> _Challenge_
Rewrite the entries below as a JSON list of strings, one string per line, with blank lines left out. Omit the pictures from your answer.

------------------------------------------------------------------------

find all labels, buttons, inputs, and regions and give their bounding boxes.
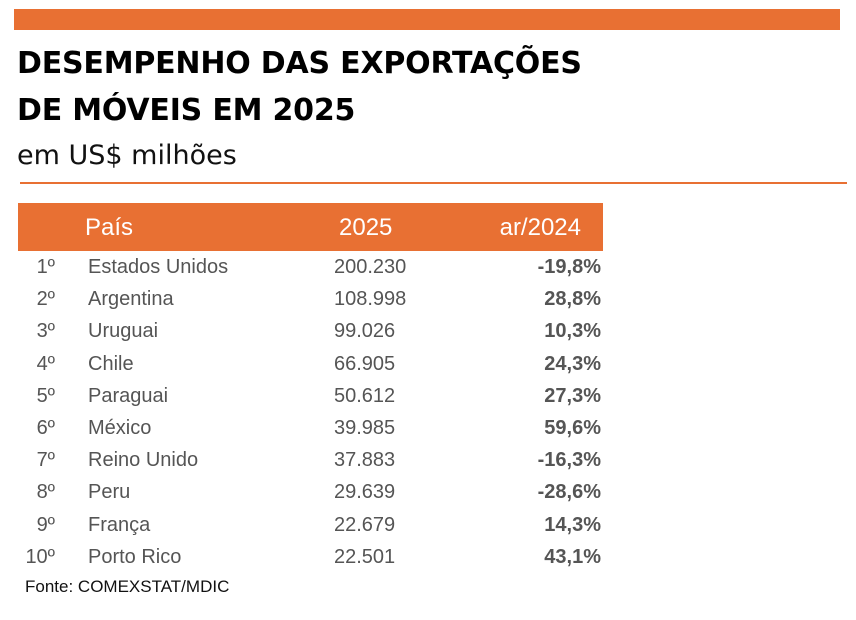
rank-cell: 6º [36, 416, 55, 439]
table-row: 10º Porto Rico 22.501 43,1% [18, 541, 603, 573]
variation-cell: 14,3% [544, 513, 601, 536]
country-cell: França [88, 513, 151, 536]
rank-cell: 3º [36, 320, 55, 343]
table-row: 2º Argentina 108.998 28,8% [18, 283, 603, 315]
country-cell: Chile [88, 352, 134, 375]
table-row: 1º Estados Unidos 200.230 -19,8% [18, 251, 603, 283]
value-cell: 39.985 [334, 416, 396, 439]
variation-cell: 27,3% [544, 384, 601, 407]
variation-cell: -28,6% [537, 481, 601, 504]
divider-rule [20, 182, 847, 184]
title-line-1: DESEMPENHO DAS EXPORTAÇÕES [17, 46, 582, 81]
country-cell: Uruguai [88, 320, 159, 343]
table-row: 7º Reino Unido 37.883 -16,3% [18, 444, 603, 476]
value-cell: 37.883 [334, 449, 396, 472]
table-row: 9º França 22.679 14,3% [18, 509, 603, 541]
value-cell: 66.905 [334, 352, 396, 375]
variation-cell: -19,8% [537, 256, 601, 278]
rank-cell: 2º [36, 288, 55, 311]
table-row: 3º Uruguai 99.026 10,3% [18, 315, 603, 347]
country-cell: Argentina [88, 288, 174, 311]
rank-cell: 7º [36, 449, 55, 472]
header-2025: 2025 [339, 214, 393, 241]
rank-cell: 8º [36, 481, 55, 504]
rank-cell: 10º [25, 545, 55, 568]
value-cell: 200.230 [334, 256, 407, 278]
table-header: País 2025 ar/2024 [18, 203, 603, 251]
exports-table: País 2025 ar/2024 1º Estados Unidos 200.23… [18, 203, 603, 573]
country-cell: Peru [88, 481, 131, 504]
variation-cell: 24,3% [544, 352, 601, 375]
country-cell: Estados Unidos [88, 256, 229, 278]
table-body: 1º Estados Unidos 200.230 -19,8% 2º Argentina… [18, 251, 603, 573]
table-row: 8º Peru 29.639 -28,6% [18, 476, 603, 508]
value-cell: 50.612 [334, 384, 396, 407]
top-accent-bar [14, 9, 840, 30]
variation-cell: 10,3% [544, 320, 601, 343]
value-cell: 22.501 [334, 545, 396, 568]
rank-cell: 5º [36, 384, 55, 407]
chart-title: DESEMPENHO DAS EXPORTAÇÕES DE MÓVEIS EM … [17, 40, 582, 134]
chart-subtitle: em US$ milhões [17, 140, 237, 171]
variation-cell: 28,8% [544, 288, 601, 311]
table-row: 6º México 39.985 59,6% [18, 412, 603, 444]
header-country: País [85, 214, 134, 241]
country-cell: Paraguai [88, 384, 169, 407]
value-cell: 29.639 [334, 481, 396, 504]
value-cell: 22.679 [334, 513, 396, 536]
header-variation: ar/2024 [499, 214, 581, 241]
rank-cell: 4º [36, 352, 55, 375]
title-line-2: DE MÓVEIS EM 2025 [17, 93, 356, 128]
variation-cell: -16,3% [537, 449, 601, 472]
country-cell: Reino Unido [88, 449, 199, 472]
variation-cell: 59,6% [544, 416, 601, 439]
value-cell: 108.998 [334, 288, 407, 311]
country-cell: México [88, 416, 152, 439]
table-row: 5º Paraguai 50.612 27,3% [18, 380, 603, 412]
rank-cell: 9º [36, 513, 55, 536]
rank-cell: 1º [36, 256, 55, 278]
country-cell: Porto Rico [88, 545, 182, 568]
table-row: 4º Chile 66.905 24,3% [18, 348, 603, 380]
value-cell: 99.026 [334, 320, 396, 343]
variation-cell: 43,1% [544, 545, 601, 568]
source-note: Fonte: COMEXSTAT/MDIC [25, 577, 230, 596]
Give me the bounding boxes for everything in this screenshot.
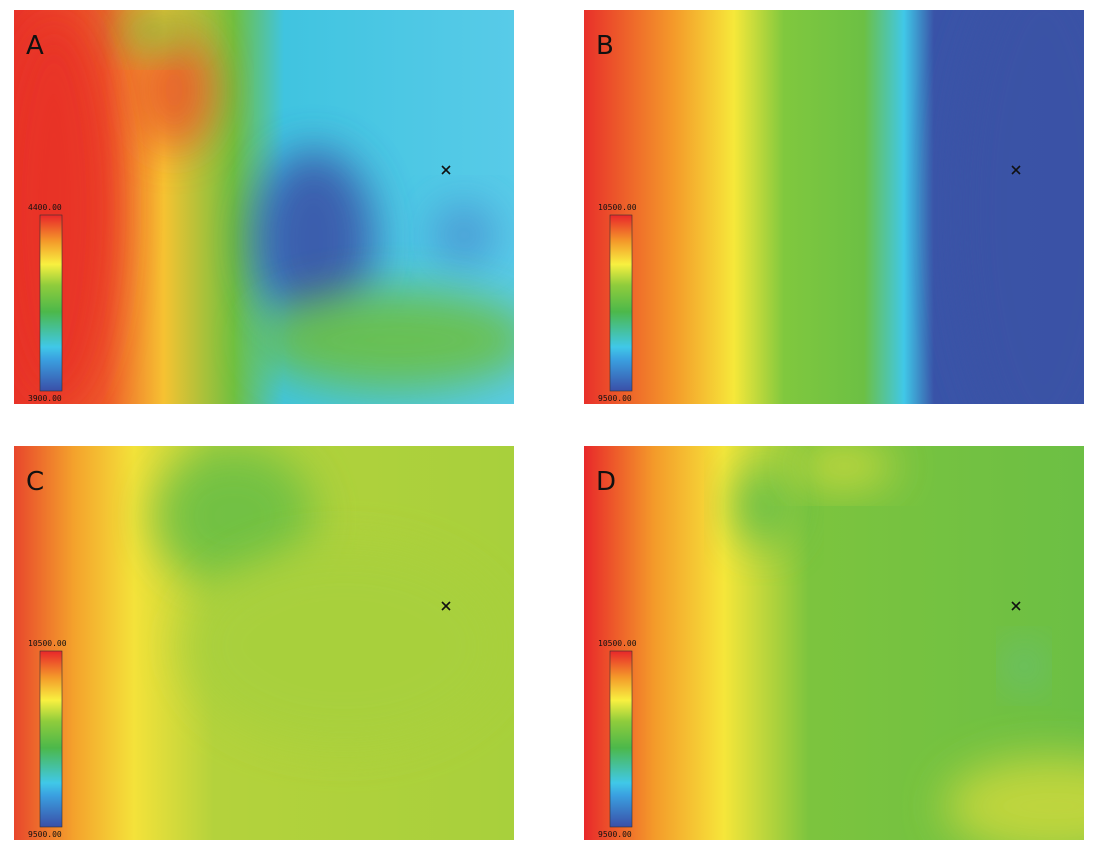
heatmap-blob bbox=[794, 446, 894, 486]
heatmap-blob bbox=[944, 756, 1084, 840]
panel: A 4400.00 3900.00 bbox=[14, 10, 514, 404]
panel: C 10500.00 9500.00 bbox=[14, 446, 514, 840]
heatmap-blob bbox=[1010, 646, 1038, 686]
heatmap-blob bbox=[114, 10, 194, 50]
colorbar-min-label: 9500.00 bbox=[598, 394, 632, 403]
colorbar bbox=[39, 214, 63, 392]
colorbar-min-label: 9500.00 bbox=[598, 830, 632, 839]
colorbar bbox=[609, 214, 633, 392]
colorbar-max-label: 10500.00 bbox=[598, 203, 637, 212]
panel: B 10500.00 9500.00 bbox=[584, 10, 1084, 404]
colorbar-max-label: 10500.00 bbox=[598, 639, 637, 648]
marker-stroke bbox=[441, 165, 451, 175]
heatmap-blob bbox=[14, 10, 114, 404]
panel-label: C bbox=[26, 467, 44, 497]
panel: D 10500.00 9500.00 bbox=[584, 446, 1084, 840]
heatmap-blob bbox=[184, 546, 504, 746]
heatmap-blob bbox=[254, 290, 514, 390]
marker-stroke bbox=[441, 601, 451, 611]
colorbar-min-label: 9500.00 bbox=[28, 830, 62, 839]
heatmap-blob bbox=[134, 30, 214, 150]
panel-label: A bbox=[26, 31, 44, 61]
colorbar-max-label: 10500.00 bbox=[28, 639, 67, 648]
heatmap-blob bbox=[154, 446, 314, 586]
colorbar bbox=[609, 650, 633, 828]
marker-stroke bbox=[1011, 165, 1021, 175]
heatmap bbox=[584, 10, 1084, 404]
heatmap-blob bbox=[254, 150, 374, 330]
heatmap-blob bbox=[954, 10, 1084, 404]
heatmap-blob bbox=[734, 466, 794, 546]
well-marker bbox=[1011, 601, 1021, 611]
heatmap bbox=[14, 10, 514, 404]
heatmap bbox=[584, 446, 1084, 840]
panel-label: D bbox=[596, 467, 616, 497]
colorbar-min-label: 3900.00 bbox=[28, 394, 62, 403]
well-marker bbox=[1011, 165, 1021, 175]
well-marker bbox=[441, 601, 451, 611]
well-marker bbox=[441, 165, 451, 175]
heatmap bbox=[14, 446, 514, 840]
heatmap-blob bbox=[434, 205, 494, 265]
marker-stroke bbox=[1011, 601, 1021, 611]
colorbar bbox=[39, 650, 63, 828]
panel-label: B bbox=[596, 31, 614, 61]
colorbar-max-label: 4400.00 bbox=[28, 203, 62, 212]
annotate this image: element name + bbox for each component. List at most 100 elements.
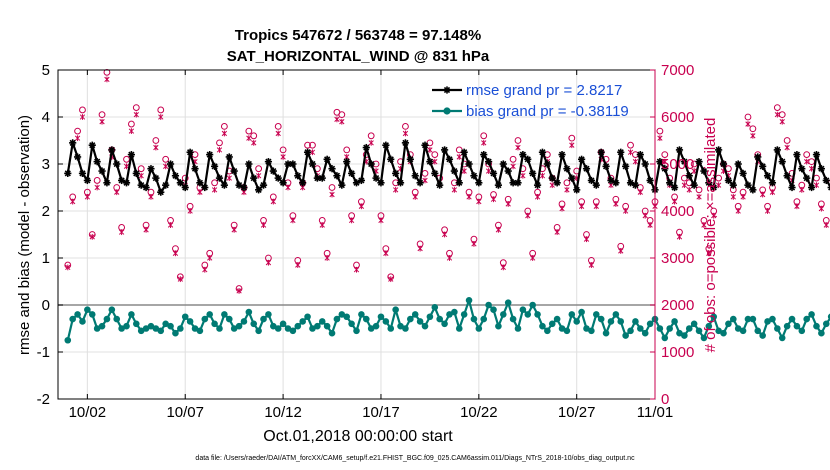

------------------------------------------------------------------------

> _Task response_
[
  "find all labels, buttons, inputs, and regions and give their bounding boxes.",
  "rank-cell: 6º [36, 416, 55, 439]",
  "table-row: 10º Porto Rico 22.501 43,1% [18, 541, 603, 573]",
  "variation-cell: 14,3% [544, 513, 601, 536]",
  "country-cell: França [88, 513, 151, 536]",
  "rank-cell: 3º [36, 320, 55, 343]",
  "table-row: 2º Argentina 108.998 28,8% [18, 283, 603, 315]",
  "country-cell: Chile [88, 352, 134, 375]",
  "table-row: 1º Estados Unidos 200.230 -19,8% [18, 251, 603, 283]",
  "value-cell: 39.985 [334, 416, 396, 439]",
  "variation-cell: 27,3% [544, 384, 601, 407]",
  "variation-cell: -28,6% [537, 481, 601, 504]",
  "divider-rule [20, 182, 847, 184]",
  "title-line-1: DESEMPENHO DAS EXPORTAÇÕES [17, 46, 582, 81]",
  "country-cell: Uruguai [88, 320, 159, 343]",
  "table-row: 7º Reino Unido 37.883 -16,3% [18, 444, 603, 476]",
  "value-cell: 37.883 [334, 449, 396, 472]",
  "table-row: 9º França 22.679 14,3% [18, 509, 603, 541]",
  "value-cell: 66.905 [334, 352, 396, 375]",
  "variation-cell: -19,8% [537, 256, 601, 278]",
  "rank-cell: 2º [36, 288, 55, 311]",
  "table-row: 3º Uruguai 99.026 10,3% [18, 315, 603, 347]",
  "country-cell: Argentina [88, 288, 174, 311]",
  "rank-cell: 7º [36, 449, 55, 472]",
  "header-2025: 2025 [339, 214, 393, 241]",
  "rank-cell: 8º [36, 481, 55, 504]",
  "rank-cell: 10º [25, 545, 55, 568]",
  "value-cell: 200.230 [334, 256, 407, 278]",
  "table-header: País 2025 ar/2024 [18, 203, 603, 251]",
  "exports-table: País 2025 ar/2024 1º Estados Unidos 200.23… [18, 203, 603, 573]",
  "country-cell: Peru [88, 481, 131, 504]",
  "variation-cell: 24,3% [544, 352, 601, 375]",
  "country-cell: Estados Unidos [88, 256, 229, 278]",
  "table-body: 1º Estados Unidos 200.230 -19,8% 2º Argentina… [18, 251, 603, 573]",
  "table-row: 8º Peru 29.639 -28,6% [18, 476, 603, 508]",
  "value-cell: 50.612 [334, 384, 396, 407]",
  "top-accent-bar [14, 9, 840, 30]",
  "variation-cell: 10,3% [544, 320, 601, 343]",
  "value-cell: 22.501 [334, 545, 396, 568]",
  "rank-cell: 5º [36, 384, 55, 407]",
  "chart-title: DESEMPENHO DAS EXPORTAÇÕES DE MÓVEIS EM … [17, 40, 582, 134]",
  "chart-subtitle: em US$ milhões [17, 140, 237, 171]",
  "variation-cell: 28,8% [544, 288, 601, 311]",
  "table-row: 6º México 39.985 59,6% [18, 412, 603, 444]",
  "header-country: País [85, 214, 134, 241]",
  "country-cell: Paraguai [88, 384, 169, 407]",
  "value-cell: 29.639 [334, 481, 396, 504]",
  "value-cell: 22.679 [334, 513, 396, 536]",
  "header-variation: ar/2024 [499, 214, 581, 241]",
  "rank-cell: 4º [36, 352, 55, 375]",
  "title-line-2: DE MÓVEIS EM 2025 [17, 93, 356, 128]",
  "variation-cell: -16,3% [537, 449, 601, 472]",
  "country-cell: Reino Unido [88, 449, 199, 472]",
  "variation-cell: 59,6% [544, 416, 601, 439]",
  "value-cell: 108.998 [334, 288, 407, 311]",
  "country-cell: México [88, 416, 152, 439]",
  "table-row: 5º Paraguai 50.612 27,3% [18, 380, 603, 412]",
  "rank-cell: 9º [36, 513, 55, 536]",
  "rank-cell: 1º [36, 256, 55, 278]",
  "country-cell: Porto Rico [88, 545, 182, 568]",
  "table-row: 4º Chile 66.905 24,3% [18, 348, 603, 380]",
  "value-cell: 99.026 [334, 320, 396, 343]",
  "variation-cell: 43,1% [544, 545, 601, 568]",
  "source-note: Fonte: COMEXSTAT/MDIC [25, 577, 230, 596]",
  "Give me the bounding boxes for everything in this screenshot.",
  "heatmap-blob bbox=[794, 446, 894, 486]",
  "heatmap-blob bbox=[944, 756, 1084, 840]",
  "panel: A 4400.00 3900.00 bbox=[14, 10, 514, 404]",
  "panel: C 10500.00 9500.00 bbox=[14, 446, 514, 840]",
  "heatmap-blob bbox=[1010, 646, 1038, 686]",
  "heatmap-blob bbox=[114, 10, 194, 50]",
  "colorbar-min-label: 9500.00 bbox=[598, 394, 632, 403]",
  "colorbar bbox=[39, 214, 63, 392]",
  "colorbar-min-label: 9500.00 bbox=[598, 830, 632, 839]",
  "colorbar bbox=[609, 214, 633, 392]",
  "colorbar-max-label: 10500.00 bbox=[598, 203, 637, 212]",
  "panel: B 10500.00 9500.00 bbox=[584, 10, 1084, 404]",
  "colorbar-max-label: 10500.00 bbox=[598, 639, 637, 648]",
  "marker-stroke bbox=[441, 165, 451, 175]",
  "heatmap-blob bbox=[14, 10, 114, 404]",
  "panel-label: C bbox=[26, 467, 44, 497]",
  "panel: D 10500.00 9500.00 bbox=[584, 446, 1084, 840]",
  "heatmap-blob bbox=[184, 546, 504, 746]",
  "heatmap-blob bbox=[254, 290, 514, 390]",
  "marker-stroke bbox=[441, 601, 451, 611]",
  "colorbar-min-label: 9500.00 bbox=[28, 830, 62, 839]",
  "heatmap-blob bbox=[134, 30, 214, 150]",
  "panel-label: A bbox=[26, 31, 44, 61]",
  "colorbar-max-label: 10500.00 bbox=[28, 639, 67, 648]",
  "heatmap-blob bbox=[154, 446, 314, 586]",
  "colorbar bbox=[609, 650, 633, 828]",
  "marker-stroke bbox=[1011, 165, 1021, 175]",
  "heatmap bbox=[584, 10, 1084, 404]",
  "heatmap-blob bbox=[254, 150, 374, 330]",
  "heatmap-blob bbox=[954, 10, 1084, 404]",
  "heatmap-blob bbox=[734, 466, 794, 546]",
  "well-marker bbox=[1011, 601, 1021, 611]",
  "heatmap bbox=[14, 10, 514, 404]",
  "heatmap bbox=[584, 446, 1084, 840]",
  "panel-label: D bbox=[596, 467, 616, 497]",
  "colorbar-min-label: 3900.00 bbox=[28, 394, 62, 403]",
  "well-marker bbox=[1011, 165, 1021, 175]",
  "well-marker bbox=[441, 601, 451, 611]",
  "well-marker bbox=[441, 165, 451, 175]",
  "heatmap bbox=[14, 446, 514, 840]",
  "heatmap-blob bbox=[434, 205, 494, 265]",
  "marker-stroke bbox=[1011, 601, 1021, 611]",
  "colorbar bbox=[39, 650, 63, 828]",
  "panel-label: B bbox=[596, 31, 614, 61]",
  "colorbar-max-label: 4400.00 bbox=[28, 203, 62, 212]",
  "annotate this image: element name + bbox for each component. List at most 100 elements."
]